SET TASK:
In this exercise, reproduce all the entries that follow exactly.

EXTRACTED ENTRIES:
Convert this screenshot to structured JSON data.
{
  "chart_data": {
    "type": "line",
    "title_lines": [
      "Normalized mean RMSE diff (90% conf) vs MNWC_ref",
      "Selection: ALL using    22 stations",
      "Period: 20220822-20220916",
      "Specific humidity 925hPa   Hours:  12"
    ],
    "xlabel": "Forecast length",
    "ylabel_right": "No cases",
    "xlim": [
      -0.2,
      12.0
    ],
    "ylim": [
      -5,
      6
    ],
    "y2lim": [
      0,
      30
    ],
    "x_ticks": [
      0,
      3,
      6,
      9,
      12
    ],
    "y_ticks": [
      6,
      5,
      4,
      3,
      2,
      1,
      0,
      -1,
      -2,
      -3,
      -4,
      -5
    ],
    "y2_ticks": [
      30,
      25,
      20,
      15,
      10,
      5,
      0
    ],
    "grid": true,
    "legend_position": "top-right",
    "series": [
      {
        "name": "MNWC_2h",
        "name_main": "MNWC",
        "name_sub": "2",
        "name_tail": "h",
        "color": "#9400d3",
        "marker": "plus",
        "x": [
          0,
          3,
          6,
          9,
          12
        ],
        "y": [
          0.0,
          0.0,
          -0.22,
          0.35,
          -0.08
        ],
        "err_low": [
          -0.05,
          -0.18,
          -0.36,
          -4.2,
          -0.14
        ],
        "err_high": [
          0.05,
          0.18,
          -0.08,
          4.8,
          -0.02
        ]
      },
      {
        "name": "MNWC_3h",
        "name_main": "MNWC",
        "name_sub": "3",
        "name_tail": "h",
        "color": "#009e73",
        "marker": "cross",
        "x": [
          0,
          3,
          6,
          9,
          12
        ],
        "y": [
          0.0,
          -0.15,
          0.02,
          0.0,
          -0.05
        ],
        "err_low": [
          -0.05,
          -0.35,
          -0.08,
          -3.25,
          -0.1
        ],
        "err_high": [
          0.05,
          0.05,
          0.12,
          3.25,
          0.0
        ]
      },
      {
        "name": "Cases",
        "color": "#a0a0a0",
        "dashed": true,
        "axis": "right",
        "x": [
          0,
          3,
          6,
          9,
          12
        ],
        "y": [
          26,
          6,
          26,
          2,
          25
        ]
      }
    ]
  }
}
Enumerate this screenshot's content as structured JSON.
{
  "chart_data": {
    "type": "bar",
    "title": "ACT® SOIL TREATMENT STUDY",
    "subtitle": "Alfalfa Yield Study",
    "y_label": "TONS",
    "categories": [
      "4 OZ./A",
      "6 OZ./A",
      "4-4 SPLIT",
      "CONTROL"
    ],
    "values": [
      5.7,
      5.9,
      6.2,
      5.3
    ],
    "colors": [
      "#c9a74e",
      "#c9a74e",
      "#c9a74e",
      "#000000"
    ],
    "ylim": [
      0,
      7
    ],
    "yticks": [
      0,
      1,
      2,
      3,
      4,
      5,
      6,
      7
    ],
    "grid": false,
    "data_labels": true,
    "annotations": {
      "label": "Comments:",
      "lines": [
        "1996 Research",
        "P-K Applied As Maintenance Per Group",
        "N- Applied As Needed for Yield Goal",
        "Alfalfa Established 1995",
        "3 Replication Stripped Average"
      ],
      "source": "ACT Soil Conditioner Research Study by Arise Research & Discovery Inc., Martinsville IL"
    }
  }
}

WRITTEN RESPONSE:
Convert this screenshot to structured JSON data.
{
  "chart_data": {
    "type": "line",
    "title_lines": [
      "Normalized mean RMSE diff (90% conf) vs MNWC_ref",
      "Selection: ALL using    22 stations",
      "Period: 20220822-20220916",
      "Specific humidity 925hPa   Hours:  12"
    ],
    "xlabel": "Forecast length",
    "ylabel_right": "No cases",
    "xlim": [
      -0.2,
      12.0
    ],
    "ylim": [
      -5,
      6
    ],
    "y2lim": [
      0,
      30
    ],
    "x_ticks": [
      0,
      3,
      6,
      9,
      12
    ],
    "y_ticks": [
      6,
      5,
      4,
      3,
      2,
      1,
      0,
      -1,
      -2,
      -3,
      -4,
      -5
    ],
    "y2_ticks": [
      30,
      25,
      20,
      15,
      10,
      5,
      0
    ],
    "grid": true,
    "legend_position": "top-right",
    "series": [
      {
        "name": "MNWC_2h",
        "name_main": "MNWC",
        "name_sub": "2",
        "name_tail": "h",
        "color": "#9400d3",
        "marker": "plus",
        "x": [
          0,
          3,
          6,
          9,
          12
        ],
        "y": [
          0.0,
          0.0,
          -0.22,
          0.35,
          -0.08
        ],
        "err_low": [
          -0.05,
          -0.18,
          -0.36,
          -4.2,
          -0.14
        ],
        "err_high": [
          0.05,
          0.18,
          -0.08,
          4.8,
          -0.02
        ]
      },
      {
        "name": "MNWC_3h",
        "name_main": "MNWC",
        "name_sub": "3",
        "name_tail": "h",
        "color": "#009e73",
        "marker": "cross",
        "x": [
          0,
          3,
          6,
          9,
          12
        ],
        "y": [
          0.0,
          -0.15,
          0.02,
          0.0,
          -0.05
        ],
        "err_low": [
          -0.05,
          -0.35,
          -0.08,
          -3.25,
          -0.1
        ],
        "err_high": [
          0.05,
          0.05,
          0.12,
          3.25,
          0.0
        ]
      },
      {
        "name": "Cases",
        "color": "#a0a0a0",
        "dashed": true,
        "axis": "right",
        "x": [
          0,
          3,
          6,
          9,
          12
        ],
        "y": [
          26,
          6,
          26,
          2,
          25
        ]
      }
    ]
  }
}
Enumerate this screenshot's content as structured JSON.
{
  "chart_data": {
    "type": "bar",
    "title": "ACT® SOIL TREATMENT STUDY",
    "subtitle": "Alfalfa Yield Study",
    "y_label": "TONS",
    "categories": [
      "4 OZ./A",
      "6 OZ./A",
      "4-4 SPLIT",
      "CONTROL"
    ],
    "values": [
      5.7,
      5.9,
      6.2,
      5.3
    ],
    "colors": [
      "#c9a74e",
      "#c9a74e",
      "#c9a74e",
      "#000000"
    ],
    "ylim": [
      0,
      7
    ],
    "yticks": [
      0,
      1,
      2,
      3,
      4,
      5,
      6,
      7
    ],
    "grid": false,
    "data_labels": true,
    "annotations": {
      "label": "Comments:",
      "lines": [
        "1996 Research",
        "P-K Applied As Maintenance Per Group",
        "N- Applied As Needed for Yield Goal",
        "Alfalfa Established 1995",
        "3 Replication Stripped Average"
      ],
      "source": "ACT Soil Conditioner Research Study by Arise Research & Discovery Inc., Martinsville IL"
    }
  }
}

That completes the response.